À faire:
[A] Dans le texte sur les auteurs d'essais et les médias, quelle chroniqueuse politique collabore au Toronto Star et au magazine L'actualité ?
[B] Poursuivez le texte sur les auteurs d'essais et les médias à partir de l'endroit où il s'arrête.

Extrait du document:
Essais et livres pratiques : comment investir les médias ?
Par Jean-Sébastien Marsan et Marie-Andrée Boivin, directeur des communications et chargée de communications à l’UNEQ
Les romanciers et les poètes peuvent aiguiser leur plume et se faire connaître en collaborant aux revues littéraires. Pour les auteurs d’essais et de livres pratiques, la meilleure tribune demeure celle des médias généralistes ou spécialisés. Mais comment troquer le chapeau d’écrivain pour celui de journaliste, solliciter des rédacteurs en chef pour leur proposer une expertise d’auteur et s’appuyer sur les médias pour développer une carrière d’écrivain ?
Voici quelques conseils d’un duo d’ex-journalistes (les auteurs de ces lignes ont jadis roulé leur bosse dans les médias écrits et électroniques), illustrés par les témoignages de deux essayistes qui évoluent dans les médias comme des poissons dans l’eau : Stéphane Berthomet et Normand Baillargeon.
Ce qui intéresse les médias
En 2016, les médias québécois ont essentiellement consacré leurs pages ou leur temps d’antenne à la politique régionale, provinciale et nationale (plus de 19 % des contenus), aux sports (plus de 17 % des contenus), aux faits divers et aux affaires judiciaires (plus de 13 %), aux nouvelles locales (9,8 %), à la cuisine (6 %), à l’économie et au monde des affaires (5,9 %), aux technologies (un peu plus de 5 %), à l’international (4,8 % ) et à la culture (3,9 %), selon un relevé de la firme Influence Communication.
L’environnement, la santé, l’éducation, le Canada anglais, les sciences, les affaires autochtones et tant d’autres enjeux ont dû se contenter de miettes d’espace médiatique ; les livres publiés sur ces sujets, de micro-miettes.
Vous avez écrit un essai ou un livre pratique sur l’une ou l’autre des thématiques préférées des médias et vous souhaitez leur proposer une collaboration ? Avant toute chose, évitez de marcher sur les plates-bandes des journalistes salariés affectés à l’information quotidienne, jaloux de leurs prérogatives. Concentrez vos efforts sur les émissions d’affaires publiques, les magazines, les revues et autres publications spécialisées qui comptent essentiellement sur des collaborateurs externes pour fournir du contenu. Collaborateurs que l’on assimile souvent à des « spécialistes », ce qui est à votre avantage.
Les chasses gardées des journalistes
L’actualité politique demeure un bastion de journalistes salariés. Seuls quelques chroniqueurs politiques ont le loisir de travailler à la pige dans les médias. Chantal Hébert par exemple, qui collabore au Toronto Star, au magazine L’actualité, à des émissions de Radio-Canada, et qui a signé quelques ouvrages.
Les auteurs d’essais politiques se font rares dans les médias québécois, outre une poignée d’intellectuels comme Alain Deneault — auteur d’une douzaine de titres sur les paradis fiscaux, l’industrie minière, la gouvernance, les politiques économiques et la « médiocratie ».

Données affichées:
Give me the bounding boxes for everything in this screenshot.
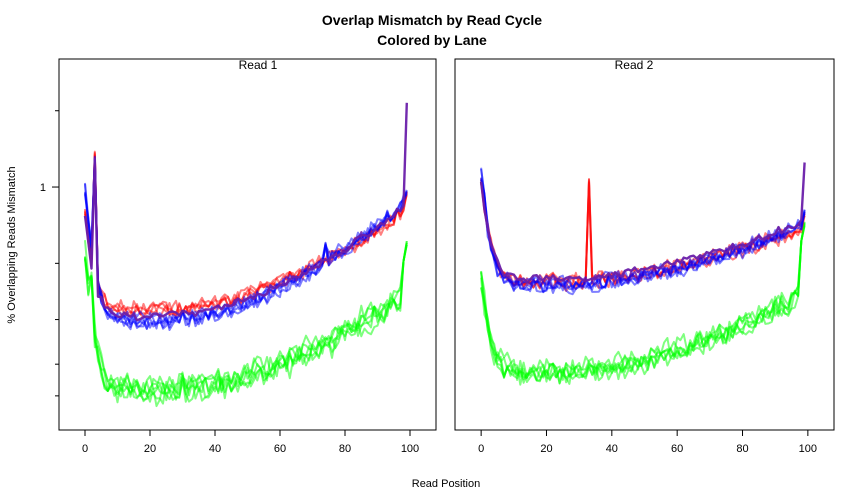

Réponses par consigne:
[A] Chantal Hébert.

[B]
Un autre cas d’espèce : l’universitaire Élisabeth Vallet, auteure de plusieurs essais sur la politique et les élections américaines, qui intervient régulièrement à Radio-Canada. (Son intérêt pour la littérature l’a également amenée à réaliser des recensions de romans à l’émission Plus on est de fous, plus on lit !)
En ce qui concerne les secteurs de l’éducation et de la santé, étroitement liés à l’univers de la politique, les journalistes salariés se chargent de l’actualité quotidienne et des experts sont consultés au besoin pour des analyses.
Les médias accordent parfois de l’intérêt aux essais et témoignages signés par des professionnels de l’éducation et de la santé (enseignants, médecins et autres) capables de vulgariser et d’humaniser les enjeux. Un bon exemple : le médecin Alain Vadeboncoeur, après avoir fait ses premiers pas dans l’essai en 2012 avec Privé de soins : contre la régression tranquille en santé (Lux), est devenu un habitué à Radio-Canada et à Télé-Québec.
L’essayiste Normand Baillargeon, pour sa part, est une figure connue des Québécois grâce à ses ouvrages sur l’éducation, ses chroniques dans Le Devoir et à la radio de Radio-Canada — voyez notre entrevue.
Il n’existe dans la province qu’un seul magazine grand public qui traite régulièrement d’actualité politique, L’actualité, une publication très sollicitée. Mais des revues sans but lucratif ouvrent également leurs pages à des collaborateurs spécialisés dans les enjeux politiques : À bâbord ! (six numéros par année), Relations (six numéros par an), Liberté (quatre numéros par année), L’inconvénient (quatre numéros par an) ou Argument (publiée deux fois l’an).
L’actualité sportive reste l’apanage des journalistes salariés et des agences de presse. Les spécialistes invités à commenter l’actualité sont généralement des chroniqueurs maison ou d’ex-athlètes.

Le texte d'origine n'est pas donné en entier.